EXERCISE REQUIREMENTS ▸
Isolate every line in the records below with "temperature" in it.

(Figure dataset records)
********************

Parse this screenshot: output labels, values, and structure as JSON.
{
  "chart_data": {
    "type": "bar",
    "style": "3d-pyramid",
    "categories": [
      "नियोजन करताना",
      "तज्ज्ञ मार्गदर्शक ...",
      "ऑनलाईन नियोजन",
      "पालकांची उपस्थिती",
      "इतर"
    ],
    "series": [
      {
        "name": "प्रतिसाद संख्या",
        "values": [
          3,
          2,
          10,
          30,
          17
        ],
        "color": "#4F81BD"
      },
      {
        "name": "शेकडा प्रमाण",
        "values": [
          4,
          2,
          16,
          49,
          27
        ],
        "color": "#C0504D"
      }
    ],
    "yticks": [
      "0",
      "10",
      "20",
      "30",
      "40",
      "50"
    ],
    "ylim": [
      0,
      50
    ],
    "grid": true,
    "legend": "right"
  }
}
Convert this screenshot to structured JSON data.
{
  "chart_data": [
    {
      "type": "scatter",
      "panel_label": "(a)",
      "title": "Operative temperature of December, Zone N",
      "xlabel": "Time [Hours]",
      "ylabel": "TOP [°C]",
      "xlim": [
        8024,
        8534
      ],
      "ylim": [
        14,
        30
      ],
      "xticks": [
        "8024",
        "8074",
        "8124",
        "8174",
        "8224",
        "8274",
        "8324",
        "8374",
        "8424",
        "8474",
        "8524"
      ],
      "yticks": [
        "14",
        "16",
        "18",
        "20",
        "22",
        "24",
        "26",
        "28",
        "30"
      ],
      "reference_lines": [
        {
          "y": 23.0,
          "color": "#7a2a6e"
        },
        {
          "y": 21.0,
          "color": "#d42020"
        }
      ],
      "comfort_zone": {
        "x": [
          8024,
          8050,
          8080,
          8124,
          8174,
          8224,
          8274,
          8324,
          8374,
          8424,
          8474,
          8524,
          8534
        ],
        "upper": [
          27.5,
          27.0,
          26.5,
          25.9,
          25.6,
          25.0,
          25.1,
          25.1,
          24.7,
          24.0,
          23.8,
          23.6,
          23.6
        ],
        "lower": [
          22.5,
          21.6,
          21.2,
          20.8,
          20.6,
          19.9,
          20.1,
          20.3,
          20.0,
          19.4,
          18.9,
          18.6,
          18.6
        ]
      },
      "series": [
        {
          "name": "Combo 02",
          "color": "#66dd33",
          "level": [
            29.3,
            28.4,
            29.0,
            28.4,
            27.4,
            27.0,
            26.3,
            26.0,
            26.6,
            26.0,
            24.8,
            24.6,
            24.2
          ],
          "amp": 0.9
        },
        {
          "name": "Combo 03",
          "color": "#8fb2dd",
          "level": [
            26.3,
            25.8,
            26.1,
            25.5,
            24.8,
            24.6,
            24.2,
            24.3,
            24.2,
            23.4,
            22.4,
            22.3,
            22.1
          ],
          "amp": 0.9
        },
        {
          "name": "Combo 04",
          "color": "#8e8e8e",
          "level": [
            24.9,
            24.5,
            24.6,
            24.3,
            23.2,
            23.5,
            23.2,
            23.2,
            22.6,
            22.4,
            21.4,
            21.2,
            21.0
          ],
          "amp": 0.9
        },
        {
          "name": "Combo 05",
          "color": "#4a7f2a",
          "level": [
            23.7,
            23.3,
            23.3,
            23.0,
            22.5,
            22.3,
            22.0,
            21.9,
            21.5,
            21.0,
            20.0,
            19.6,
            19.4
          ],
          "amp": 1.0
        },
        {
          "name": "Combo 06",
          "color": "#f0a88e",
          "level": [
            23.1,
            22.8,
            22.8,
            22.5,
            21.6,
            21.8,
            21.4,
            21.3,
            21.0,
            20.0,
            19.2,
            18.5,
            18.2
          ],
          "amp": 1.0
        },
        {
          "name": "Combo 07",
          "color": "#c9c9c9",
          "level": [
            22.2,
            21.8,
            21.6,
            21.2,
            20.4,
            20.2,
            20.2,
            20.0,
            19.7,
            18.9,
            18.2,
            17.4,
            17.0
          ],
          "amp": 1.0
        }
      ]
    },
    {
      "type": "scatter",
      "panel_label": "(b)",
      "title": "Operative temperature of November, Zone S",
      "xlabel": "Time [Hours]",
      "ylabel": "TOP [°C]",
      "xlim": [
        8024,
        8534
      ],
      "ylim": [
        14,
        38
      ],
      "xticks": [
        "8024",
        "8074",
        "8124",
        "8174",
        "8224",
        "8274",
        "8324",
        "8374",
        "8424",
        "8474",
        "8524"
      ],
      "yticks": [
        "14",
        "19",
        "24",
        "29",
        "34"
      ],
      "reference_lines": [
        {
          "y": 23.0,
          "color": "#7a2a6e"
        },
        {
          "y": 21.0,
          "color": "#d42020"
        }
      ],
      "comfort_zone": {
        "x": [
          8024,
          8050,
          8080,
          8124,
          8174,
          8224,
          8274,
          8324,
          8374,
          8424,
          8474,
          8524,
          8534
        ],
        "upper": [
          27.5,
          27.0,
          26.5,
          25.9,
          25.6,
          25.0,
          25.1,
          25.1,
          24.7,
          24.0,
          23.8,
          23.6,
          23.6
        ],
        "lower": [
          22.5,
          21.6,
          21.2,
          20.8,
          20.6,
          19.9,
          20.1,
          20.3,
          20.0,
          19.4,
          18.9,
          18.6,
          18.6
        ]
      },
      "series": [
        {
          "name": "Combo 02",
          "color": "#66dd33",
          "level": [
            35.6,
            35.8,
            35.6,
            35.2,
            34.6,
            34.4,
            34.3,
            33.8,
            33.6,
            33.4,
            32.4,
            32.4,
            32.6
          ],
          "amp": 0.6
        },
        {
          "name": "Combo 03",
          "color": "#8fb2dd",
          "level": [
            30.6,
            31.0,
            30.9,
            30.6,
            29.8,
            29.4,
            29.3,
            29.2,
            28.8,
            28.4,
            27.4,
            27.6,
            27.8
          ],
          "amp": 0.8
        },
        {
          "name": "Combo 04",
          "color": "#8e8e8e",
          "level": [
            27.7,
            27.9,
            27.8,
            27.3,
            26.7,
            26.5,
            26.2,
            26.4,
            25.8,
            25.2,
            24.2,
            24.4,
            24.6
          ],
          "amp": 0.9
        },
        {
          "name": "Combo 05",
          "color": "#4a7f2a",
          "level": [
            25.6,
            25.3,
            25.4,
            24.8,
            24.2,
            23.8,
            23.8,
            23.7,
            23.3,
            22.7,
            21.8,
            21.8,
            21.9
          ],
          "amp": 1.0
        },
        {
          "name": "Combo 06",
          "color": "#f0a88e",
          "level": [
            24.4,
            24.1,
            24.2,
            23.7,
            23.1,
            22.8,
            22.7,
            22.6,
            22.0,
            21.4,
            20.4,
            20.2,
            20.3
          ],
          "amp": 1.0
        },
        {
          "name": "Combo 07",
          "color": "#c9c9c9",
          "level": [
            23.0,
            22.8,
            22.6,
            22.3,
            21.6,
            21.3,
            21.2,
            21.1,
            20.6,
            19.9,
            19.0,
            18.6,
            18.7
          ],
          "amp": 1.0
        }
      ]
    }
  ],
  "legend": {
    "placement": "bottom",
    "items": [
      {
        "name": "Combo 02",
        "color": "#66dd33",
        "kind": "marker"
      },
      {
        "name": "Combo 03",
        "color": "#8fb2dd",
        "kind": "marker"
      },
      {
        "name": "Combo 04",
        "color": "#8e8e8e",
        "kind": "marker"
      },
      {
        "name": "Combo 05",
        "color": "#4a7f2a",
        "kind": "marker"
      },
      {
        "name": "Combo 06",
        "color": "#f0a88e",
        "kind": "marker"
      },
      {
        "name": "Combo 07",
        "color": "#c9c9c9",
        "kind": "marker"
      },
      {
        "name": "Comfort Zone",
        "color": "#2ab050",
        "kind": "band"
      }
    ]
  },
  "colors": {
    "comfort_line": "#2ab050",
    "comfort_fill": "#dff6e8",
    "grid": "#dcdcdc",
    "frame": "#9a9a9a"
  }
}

********************

SOLUTION BELOW ▸
      "title": "Operative temperature of December, Zone N",
      "title": "Operative temperature of November, Zone S",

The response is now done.